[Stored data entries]
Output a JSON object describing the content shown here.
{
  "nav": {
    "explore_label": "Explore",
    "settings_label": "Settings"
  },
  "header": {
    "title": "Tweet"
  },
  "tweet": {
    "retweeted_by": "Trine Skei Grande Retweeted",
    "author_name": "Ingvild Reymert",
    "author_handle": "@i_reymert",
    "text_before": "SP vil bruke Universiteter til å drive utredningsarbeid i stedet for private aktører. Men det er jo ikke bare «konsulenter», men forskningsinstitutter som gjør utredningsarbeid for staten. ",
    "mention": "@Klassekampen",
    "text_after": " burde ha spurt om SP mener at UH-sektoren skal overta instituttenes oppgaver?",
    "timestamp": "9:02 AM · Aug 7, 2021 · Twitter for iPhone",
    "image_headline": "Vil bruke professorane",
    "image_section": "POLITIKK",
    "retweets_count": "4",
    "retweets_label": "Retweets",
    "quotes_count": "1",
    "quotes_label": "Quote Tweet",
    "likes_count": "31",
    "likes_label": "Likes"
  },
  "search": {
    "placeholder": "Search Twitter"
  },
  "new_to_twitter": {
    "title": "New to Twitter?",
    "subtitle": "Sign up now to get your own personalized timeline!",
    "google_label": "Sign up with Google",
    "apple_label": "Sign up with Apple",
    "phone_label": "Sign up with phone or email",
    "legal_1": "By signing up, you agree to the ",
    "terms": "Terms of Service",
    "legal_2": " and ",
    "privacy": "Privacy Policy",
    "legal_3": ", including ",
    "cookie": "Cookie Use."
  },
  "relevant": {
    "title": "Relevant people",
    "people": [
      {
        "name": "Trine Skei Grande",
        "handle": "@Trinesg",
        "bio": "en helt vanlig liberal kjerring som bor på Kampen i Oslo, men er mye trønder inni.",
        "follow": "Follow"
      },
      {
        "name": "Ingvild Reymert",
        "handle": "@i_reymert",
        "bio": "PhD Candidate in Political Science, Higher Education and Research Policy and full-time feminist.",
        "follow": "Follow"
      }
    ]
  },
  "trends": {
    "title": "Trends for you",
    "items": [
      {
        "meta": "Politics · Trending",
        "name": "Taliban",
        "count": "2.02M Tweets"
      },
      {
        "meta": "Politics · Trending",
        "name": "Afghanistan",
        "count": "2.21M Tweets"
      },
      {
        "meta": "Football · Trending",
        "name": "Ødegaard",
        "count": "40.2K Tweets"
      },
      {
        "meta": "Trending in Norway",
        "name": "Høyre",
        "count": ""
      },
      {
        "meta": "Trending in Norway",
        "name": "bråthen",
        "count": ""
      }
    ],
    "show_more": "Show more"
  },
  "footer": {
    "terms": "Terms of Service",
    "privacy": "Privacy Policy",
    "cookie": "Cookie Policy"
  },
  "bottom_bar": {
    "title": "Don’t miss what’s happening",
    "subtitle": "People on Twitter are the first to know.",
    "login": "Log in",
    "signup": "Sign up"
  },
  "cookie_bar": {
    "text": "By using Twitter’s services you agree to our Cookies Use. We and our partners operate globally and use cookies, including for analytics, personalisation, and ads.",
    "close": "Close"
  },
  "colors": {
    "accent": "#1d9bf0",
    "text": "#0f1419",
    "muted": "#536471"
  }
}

### WHAT TO PRODUCE
Find and copy each line above that includes the string "bruke".

### SOLUTION TO THIS PROBLEM
    "text_before": "SP vil bruke Universiteter til å drive utredningsarbeid i stedet for private aktører. Men det er jo ikke bare «konsulenter», men forskningsinstitutter som gjør utredningsarbeid for staten. ",
    "image_headline": "Vil bruke professorane",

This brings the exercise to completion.